Data shown:
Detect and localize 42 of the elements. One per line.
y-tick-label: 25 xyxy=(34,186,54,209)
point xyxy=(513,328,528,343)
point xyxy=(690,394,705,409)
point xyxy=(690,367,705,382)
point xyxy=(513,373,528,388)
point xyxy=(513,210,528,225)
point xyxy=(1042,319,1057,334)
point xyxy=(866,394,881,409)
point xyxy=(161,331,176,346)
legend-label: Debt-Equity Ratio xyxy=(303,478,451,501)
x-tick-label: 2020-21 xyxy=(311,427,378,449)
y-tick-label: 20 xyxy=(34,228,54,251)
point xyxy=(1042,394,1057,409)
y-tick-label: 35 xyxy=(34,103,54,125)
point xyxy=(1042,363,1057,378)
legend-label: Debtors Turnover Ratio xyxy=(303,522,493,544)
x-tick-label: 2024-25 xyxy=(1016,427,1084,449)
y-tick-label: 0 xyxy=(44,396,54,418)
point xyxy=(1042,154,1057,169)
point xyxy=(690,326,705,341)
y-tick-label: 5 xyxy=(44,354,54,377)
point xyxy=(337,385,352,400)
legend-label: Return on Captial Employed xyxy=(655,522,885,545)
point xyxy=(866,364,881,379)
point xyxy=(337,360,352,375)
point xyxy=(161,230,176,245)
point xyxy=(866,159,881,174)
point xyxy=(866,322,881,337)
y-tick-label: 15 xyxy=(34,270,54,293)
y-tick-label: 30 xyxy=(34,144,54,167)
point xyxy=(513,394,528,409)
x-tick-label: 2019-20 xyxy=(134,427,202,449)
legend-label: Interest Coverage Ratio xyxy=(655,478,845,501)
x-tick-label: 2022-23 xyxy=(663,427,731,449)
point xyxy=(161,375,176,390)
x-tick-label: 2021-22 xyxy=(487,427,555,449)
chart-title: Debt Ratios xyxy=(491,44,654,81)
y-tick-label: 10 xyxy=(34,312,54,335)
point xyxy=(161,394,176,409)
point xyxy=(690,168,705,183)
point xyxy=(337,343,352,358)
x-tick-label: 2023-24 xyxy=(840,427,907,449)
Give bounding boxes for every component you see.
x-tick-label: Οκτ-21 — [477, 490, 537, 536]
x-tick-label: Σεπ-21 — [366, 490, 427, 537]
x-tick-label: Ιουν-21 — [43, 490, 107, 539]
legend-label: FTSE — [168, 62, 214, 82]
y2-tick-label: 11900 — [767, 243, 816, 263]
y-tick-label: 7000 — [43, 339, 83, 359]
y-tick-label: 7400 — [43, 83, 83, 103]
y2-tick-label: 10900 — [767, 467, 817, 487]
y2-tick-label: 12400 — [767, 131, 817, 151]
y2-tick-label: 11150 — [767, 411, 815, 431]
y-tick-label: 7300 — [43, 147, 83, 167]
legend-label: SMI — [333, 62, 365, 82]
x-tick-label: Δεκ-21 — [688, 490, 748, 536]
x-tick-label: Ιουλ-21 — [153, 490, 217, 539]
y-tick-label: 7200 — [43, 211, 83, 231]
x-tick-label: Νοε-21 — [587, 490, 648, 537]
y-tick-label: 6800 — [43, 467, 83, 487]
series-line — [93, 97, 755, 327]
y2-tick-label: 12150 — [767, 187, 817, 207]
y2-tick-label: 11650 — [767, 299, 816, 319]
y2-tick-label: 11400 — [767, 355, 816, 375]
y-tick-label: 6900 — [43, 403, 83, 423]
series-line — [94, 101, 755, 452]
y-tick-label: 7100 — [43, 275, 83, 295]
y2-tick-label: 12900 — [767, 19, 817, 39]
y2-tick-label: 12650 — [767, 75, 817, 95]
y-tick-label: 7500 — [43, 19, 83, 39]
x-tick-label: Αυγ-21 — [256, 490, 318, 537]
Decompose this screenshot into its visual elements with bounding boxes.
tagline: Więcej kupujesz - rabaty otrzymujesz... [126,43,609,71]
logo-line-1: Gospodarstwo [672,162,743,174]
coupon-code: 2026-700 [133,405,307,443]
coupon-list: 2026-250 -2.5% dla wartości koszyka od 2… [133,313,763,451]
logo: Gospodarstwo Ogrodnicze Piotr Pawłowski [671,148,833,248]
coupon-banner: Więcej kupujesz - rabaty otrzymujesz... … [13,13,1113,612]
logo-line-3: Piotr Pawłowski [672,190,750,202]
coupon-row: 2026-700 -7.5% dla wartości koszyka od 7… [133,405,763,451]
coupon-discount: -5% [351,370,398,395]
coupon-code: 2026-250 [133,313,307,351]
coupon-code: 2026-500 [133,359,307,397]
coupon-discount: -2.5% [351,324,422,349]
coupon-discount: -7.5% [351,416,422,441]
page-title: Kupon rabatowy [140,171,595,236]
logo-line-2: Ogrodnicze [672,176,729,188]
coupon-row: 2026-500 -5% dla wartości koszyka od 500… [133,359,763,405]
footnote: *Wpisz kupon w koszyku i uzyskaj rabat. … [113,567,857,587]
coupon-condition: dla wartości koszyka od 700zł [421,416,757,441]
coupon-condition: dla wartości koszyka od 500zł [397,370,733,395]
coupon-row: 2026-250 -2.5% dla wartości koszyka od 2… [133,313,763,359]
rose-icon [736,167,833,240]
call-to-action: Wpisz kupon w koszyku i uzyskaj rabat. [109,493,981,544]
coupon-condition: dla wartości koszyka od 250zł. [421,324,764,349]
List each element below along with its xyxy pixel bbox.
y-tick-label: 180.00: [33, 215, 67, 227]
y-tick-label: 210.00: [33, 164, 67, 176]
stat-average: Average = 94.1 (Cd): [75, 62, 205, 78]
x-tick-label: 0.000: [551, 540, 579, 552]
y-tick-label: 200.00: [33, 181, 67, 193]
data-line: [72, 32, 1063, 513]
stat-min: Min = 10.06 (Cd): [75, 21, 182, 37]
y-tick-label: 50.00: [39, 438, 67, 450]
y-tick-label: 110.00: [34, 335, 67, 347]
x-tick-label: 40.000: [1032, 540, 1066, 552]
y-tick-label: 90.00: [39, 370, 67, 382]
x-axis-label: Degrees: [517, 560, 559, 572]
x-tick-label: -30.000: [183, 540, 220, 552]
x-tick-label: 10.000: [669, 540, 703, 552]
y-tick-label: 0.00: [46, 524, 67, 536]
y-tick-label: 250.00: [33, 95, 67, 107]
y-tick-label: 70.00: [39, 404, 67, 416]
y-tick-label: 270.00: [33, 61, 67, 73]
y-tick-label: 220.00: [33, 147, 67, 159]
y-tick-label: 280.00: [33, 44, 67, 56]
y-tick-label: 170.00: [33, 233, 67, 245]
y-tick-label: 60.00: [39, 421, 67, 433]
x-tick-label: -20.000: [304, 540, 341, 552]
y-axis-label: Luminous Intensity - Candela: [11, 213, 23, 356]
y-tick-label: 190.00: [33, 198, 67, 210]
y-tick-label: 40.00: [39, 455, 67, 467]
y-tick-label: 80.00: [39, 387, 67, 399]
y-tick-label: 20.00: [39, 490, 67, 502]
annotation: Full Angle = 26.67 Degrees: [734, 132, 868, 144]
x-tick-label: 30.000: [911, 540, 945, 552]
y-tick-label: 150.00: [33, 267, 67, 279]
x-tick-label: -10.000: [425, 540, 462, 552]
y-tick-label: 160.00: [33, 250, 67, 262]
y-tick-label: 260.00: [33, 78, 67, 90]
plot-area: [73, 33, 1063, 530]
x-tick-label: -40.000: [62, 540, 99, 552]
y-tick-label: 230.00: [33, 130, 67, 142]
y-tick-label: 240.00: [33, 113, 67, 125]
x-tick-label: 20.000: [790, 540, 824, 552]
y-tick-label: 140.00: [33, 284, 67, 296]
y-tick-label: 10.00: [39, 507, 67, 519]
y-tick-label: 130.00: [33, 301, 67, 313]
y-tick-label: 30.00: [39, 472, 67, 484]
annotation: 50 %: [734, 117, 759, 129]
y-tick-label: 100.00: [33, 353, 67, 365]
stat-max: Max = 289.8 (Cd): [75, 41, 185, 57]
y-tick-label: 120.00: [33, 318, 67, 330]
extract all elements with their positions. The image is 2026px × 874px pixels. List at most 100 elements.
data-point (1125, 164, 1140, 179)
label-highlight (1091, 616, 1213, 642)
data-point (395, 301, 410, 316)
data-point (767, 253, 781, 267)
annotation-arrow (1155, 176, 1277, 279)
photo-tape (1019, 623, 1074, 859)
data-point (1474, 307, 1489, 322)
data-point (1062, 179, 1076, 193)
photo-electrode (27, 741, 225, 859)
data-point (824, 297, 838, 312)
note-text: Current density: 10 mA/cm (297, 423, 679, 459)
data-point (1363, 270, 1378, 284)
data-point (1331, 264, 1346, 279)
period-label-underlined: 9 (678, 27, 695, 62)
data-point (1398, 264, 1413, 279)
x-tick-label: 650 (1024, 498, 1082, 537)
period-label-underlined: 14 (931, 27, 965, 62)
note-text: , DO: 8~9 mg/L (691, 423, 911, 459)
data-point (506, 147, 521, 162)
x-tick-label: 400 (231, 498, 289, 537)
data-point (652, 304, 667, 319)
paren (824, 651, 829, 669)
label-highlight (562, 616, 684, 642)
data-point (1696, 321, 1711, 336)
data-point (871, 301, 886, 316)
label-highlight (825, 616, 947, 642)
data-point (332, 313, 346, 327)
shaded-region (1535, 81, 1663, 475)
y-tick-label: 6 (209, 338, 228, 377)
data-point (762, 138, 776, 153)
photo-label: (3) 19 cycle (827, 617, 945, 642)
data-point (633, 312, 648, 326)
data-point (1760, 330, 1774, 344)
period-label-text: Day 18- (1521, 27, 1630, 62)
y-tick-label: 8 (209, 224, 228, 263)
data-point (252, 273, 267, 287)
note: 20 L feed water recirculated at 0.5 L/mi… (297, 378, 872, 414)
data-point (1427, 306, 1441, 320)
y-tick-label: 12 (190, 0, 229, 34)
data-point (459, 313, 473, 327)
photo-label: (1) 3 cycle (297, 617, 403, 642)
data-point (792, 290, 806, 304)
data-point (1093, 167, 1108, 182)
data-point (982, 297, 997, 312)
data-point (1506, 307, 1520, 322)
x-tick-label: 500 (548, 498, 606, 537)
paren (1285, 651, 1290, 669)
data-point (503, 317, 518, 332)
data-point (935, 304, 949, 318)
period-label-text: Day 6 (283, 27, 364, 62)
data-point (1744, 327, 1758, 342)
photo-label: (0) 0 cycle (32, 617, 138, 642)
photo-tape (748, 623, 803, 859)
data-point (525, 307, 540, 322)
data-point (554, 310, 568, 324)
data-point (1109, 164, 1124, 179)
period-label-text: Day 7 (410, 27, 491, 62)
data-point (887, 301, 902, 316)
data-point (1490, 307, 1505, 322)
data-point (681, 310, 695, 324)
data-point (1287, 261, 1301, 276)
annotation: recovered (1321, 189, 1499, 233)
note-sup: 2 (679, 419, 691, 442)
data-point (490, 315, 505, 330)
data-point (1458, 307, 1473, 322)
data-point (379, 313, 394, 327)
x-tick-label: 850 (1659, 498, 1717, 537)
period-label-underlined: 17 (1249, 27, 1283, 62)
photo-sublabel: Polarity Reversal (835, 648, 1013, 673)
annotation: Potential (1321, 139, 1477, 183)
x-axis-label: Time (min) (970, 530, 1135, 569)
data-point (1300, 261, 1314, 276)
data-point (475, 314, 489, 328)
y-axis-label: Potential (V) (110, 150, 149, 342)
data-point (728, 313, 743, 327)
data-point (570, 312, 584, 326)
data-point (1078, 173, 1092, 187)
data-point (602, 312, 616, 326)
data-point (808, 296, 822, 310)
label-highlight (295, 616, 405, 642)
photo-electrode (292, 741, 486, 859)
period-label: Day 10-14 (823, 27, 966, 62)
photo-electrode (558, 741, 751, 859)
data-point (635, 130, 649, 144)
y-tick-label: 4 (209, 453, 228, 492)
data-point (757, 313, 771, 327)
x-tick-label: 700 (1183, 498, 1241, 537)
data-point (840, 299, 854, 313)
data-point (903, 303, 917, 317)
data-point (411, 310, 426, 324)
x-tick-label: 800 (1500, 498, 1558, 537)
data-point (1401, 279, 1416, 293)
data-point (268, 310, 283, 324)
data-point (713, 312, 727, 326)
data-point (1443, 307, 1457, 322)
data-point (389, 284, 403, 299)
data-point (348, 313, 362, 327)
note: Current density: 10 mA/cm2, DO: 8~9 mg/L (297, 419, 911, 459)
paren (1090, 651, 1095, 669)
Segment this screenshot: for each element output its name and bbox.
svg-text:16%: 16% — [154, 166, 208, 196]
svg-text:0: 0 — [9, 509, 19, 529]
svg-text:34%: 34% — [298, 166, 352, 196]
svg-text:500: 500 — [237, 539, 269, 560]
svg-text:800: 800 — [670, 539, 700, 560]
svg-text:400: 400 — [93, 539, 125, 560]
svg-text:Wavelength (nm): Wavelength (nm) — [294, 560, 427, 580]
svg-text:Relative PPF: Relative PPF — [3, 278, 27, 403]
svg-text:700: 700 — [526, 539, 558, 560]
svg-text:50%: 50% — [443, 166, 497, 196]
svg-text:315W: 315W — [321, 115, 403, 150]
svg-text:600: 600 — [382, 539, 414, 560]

Prompt: Rewrite the listing from its start through the line containing "point xyxy=(161,331,176,346)", putting "locate" in place of "localize" and changing nothing else.

Written response:
Detect and locate 42 of the elements. One per line.
y-tick-label: 25 xyxy=(34,186,54,209)
point xyxy=(513,328,528,343)
point xyxy=(690,394,705,409)
point xyxy=(690,367,705,382)
point xyxy=(513,373,528,388)
point xyxy=(513,210,528,225)
point xyxy=(1042,319,1057,334)
point xyxy=(866,394,881,409)
point xyxy=(161,331,176,346)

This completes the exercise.